# WHAT YOU ARE ASKED TO DO
Find the lines holding the string "London" in the data, then copy all of them.

>> BEGIN INPUT RECORDS

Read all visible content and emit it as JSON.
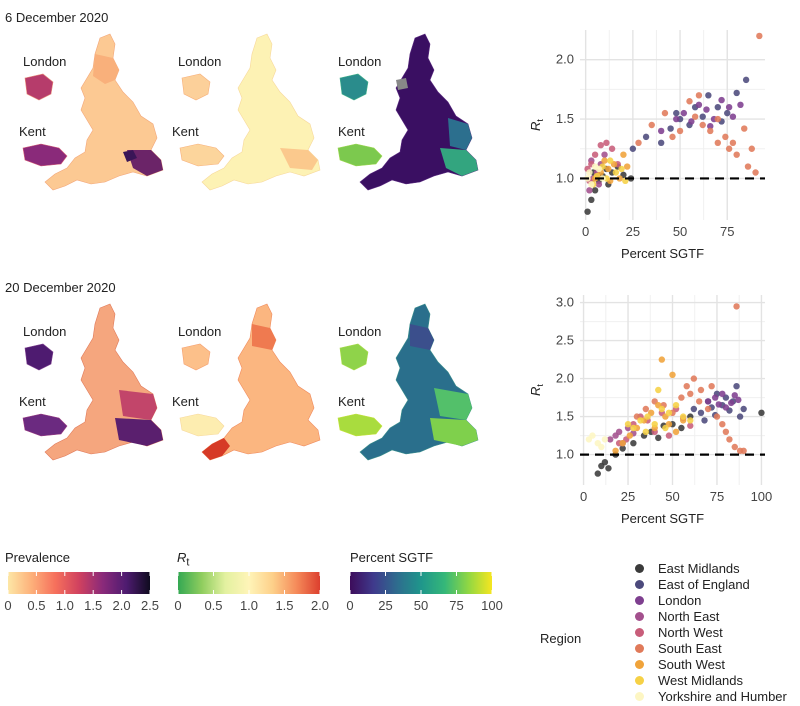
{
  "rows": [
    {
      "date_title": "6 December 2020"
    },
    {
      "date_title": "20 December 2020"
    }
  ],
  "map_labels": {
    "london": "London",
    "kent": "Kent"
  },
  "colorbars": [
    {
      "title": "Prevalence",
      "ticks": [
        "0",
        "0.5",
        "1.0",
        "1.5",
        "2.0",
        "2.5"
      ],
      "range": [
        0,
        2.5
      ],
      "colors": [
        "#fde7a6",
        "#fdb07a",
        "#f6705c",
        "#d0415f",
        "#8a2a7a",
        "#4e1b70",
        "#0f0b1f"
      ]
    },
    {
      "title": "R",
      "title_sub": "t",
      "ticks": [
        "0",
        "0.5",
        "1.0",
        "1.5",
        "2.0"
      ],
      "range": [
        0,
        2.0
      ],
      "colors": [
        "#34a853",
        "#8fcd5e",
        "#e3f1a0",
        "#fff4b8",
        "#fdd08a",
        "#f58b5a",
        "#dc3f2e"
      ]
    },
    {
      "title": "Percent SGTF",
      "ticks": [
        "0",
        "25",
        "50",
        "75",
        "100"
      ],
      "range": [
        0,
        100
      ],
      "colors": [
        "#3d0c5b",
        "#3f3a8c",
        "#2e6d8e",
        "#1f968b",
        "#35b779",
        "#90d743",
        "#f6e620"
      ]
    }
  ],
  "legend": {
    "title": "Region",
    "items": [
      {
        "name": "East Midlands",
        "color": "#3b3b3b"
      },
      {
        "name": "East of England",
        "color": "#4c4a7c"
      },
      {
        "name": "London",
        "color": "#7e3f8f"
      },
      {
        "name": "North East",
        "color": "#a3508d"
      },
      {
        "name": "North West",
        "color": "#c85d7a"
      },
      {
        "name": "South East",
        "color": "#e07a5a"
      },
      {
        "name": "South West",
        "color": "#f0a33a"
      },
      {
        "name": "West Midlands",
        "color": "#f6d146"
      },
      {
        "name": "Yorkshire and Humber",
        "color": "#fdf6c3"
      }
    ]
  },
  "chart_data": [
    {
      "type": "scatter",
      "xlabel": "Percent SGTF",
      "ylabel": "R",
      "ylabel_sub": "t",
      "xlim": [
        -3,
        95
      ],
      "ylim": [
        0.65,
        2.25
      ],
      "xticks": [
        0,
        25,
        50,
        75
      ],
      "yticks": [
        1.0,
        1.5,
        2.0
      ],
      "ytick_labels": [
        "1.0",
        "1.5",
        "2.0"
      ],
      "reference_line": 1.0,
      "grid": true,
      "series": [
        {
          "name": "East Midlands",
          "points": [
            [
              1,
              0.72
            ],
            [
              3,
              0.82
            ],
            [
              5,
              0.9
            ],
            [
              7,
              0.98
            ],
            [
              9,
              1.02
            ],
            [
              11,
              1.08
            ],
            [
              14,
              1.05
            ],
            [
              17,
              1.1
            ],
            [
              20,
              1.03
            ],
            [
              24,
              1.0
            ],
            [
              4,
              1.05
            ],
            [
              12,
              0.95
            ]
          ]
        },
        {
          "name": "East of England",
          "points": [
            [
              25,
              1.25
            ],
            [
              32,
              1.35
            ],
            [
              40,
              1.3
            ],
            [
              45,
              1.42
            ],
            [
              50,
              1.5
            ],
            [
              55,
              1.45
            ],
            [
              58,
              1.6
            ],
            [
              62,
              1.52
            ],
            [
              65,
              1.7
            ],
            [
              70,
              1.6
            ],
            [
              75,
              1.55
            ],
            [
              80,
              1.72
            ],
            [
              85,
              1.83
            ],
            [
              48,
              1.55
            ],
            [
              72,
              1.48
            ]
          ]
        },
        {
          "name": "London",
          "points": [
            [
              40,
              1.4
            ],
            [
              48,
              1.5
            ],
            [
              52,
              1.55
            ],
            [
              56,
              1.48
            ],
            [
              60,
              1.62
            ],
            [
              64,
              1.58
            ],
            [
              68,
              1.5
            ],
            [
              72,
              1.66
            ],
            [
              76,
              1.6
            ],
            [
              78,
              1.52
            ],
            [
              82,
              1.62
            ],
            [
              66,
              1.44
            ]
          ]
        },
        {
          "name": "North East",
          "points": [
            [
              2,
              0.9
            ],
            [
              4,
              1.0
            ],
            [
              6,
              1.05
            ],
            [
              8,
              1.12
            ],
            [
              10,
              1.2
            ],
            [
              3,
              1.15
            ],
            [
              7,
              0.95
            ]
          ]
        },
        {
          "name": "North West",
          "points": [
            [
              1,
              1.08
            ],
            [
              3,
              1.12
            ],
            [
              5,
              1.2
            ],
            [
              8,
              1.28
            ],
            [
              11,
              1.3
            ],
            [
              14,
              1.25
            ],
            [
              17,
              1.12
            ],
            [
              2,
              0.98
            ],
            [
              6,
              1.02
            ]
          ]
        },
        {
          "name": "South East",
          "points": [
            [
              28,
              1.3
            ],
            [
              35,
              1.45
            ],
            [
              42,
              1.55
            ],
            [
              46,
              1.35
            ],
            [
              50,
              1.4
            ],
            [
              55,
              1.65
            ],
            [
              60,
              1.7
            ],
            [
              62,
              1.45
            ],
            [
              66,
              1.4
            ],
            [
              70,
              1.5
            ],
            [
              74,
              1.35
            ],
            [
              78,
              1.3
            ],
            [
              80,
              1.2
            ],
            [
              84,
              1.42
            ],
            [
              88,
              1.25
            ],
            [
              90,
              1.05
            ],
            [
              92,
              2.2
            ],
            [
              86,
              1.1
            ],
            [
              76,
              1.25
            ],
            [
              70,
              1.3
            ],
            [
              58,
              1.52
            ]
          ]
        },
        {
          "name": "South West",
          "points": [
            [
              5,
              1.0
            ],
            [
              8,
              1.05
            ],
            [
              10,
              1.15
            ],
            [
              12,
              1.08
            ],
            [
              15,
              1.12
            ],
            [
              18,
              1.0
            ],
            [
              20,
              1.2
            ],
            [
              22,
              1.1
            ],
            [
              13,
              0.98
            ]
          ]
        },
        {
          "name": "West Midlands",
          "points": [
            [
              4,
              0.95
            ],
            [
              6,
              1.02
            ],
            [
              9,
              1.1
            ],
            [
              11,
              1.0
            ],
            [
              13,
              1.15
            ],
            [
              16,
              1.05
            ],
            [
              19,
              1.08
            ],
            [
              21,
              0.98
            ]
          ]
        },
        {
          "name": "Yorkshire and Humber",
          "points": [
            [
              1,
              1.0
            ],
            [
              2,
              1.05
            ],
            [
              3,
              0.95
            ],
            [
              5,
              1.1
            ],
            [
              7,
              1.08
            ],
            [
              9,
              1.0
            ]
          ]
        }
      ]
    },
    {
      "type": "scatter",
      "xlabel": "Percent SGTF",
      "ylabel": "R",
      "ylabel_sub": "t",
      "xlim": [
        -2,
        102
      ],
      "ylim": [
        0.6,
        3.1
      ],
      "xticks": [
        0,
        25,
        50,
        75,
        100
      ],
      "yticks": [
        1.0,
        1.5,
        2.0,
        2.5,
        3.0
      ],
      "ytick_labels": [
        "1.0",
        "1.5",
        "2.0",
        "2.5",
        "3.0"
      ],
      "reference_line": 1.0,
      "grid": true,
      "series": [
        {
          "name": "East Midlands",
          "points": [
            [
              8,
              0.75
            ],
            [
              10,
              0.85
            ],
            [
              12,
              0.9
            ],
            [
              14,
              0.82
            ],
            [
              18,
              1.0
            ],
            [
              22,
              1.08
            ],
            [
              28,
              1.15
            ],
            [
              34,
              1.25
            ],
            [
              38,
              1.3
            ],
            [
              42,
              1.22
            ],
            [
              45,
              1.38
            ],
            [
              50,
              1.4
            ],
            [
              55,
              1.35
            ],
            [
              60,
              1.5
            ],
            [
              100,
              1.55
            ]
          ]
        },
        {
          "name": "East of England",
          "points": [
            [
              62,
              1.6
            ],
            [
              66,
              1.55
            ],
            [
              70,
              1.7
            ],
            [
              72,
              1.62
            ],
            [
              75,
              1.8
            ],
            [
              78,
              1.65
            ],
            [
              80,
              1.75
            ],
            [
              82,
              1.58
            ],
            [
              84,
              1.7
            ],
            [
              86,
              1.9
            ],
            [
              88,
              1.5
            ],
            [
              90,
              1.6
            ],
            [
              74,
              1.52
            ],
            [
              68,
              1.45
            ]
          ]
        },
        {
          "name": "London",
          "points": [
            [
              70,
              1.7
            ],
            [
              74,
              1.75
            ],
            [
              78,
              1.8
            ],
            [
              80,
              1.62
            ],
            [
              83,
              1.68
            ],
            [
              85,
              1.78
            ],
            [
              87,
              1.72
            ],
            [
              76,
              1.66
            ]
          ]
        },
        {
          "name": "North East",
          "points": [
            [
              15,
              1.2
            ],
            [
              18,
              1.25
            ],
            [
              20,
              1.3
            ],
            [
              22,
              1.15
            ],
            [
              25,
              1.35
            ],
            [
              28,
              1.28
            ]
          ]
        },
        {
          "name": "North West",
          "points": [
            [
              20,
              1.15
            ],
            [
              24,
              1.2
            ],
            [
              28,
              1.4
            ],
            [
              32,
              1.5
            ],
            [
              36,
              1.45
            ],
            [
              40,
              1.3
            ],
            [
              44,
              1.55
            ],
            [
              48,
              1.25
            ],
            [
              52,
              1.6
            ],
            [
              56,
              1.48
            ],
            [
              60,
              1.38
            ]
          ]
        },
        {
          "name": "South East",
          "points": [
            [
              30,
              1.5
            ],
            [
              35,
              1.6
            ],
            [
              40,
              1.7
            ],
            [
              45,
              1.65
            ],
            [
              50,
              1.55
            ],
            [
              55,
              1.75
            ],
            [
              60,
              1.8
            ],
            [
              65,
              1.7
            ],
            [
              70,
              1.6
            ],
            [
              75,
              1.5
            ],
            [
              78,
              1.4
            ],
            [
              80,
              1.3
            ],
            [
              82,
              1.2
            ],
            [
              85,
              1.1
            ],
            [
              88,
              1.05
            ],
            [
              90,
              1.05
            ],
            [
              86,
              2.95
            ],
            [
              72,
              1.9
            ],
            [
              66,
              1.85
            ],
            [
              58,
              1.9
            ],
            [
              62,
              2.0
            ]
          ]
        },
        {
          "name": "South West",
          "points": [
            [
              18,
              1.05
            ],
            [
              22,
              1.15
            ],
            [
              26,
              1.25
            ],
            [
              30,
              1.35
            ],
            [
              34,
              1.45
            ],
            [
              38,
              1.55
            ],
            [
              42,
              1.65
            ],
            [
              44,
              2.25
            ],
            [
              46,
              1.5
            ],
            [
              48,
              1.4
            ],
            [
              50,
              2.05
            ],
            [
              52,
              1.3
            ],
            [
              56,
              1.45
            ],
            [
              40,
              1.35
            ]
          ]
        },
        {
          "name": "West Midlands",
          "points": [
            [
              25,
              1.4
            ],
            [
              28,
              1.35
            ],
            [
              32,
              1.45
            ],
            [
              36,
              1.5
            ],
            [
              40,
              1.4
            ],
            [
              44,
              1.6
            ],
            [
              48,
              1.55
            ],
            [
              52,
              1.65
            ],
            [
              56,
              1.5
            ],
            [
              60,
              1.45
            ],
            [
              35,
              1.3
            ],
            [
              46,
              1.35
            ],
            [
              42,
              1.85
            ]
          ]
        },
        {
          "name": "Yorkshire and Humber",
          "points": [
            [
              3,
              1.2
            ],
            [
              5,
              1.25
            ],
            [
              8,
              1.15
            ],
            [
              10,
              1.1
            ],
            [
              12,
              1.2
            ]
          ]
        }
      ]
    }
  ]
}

>> END INPUT RECORDS

# SOLUTION
    "london": "London",
        "name": "London",
          "name": "London",
          "name": "London",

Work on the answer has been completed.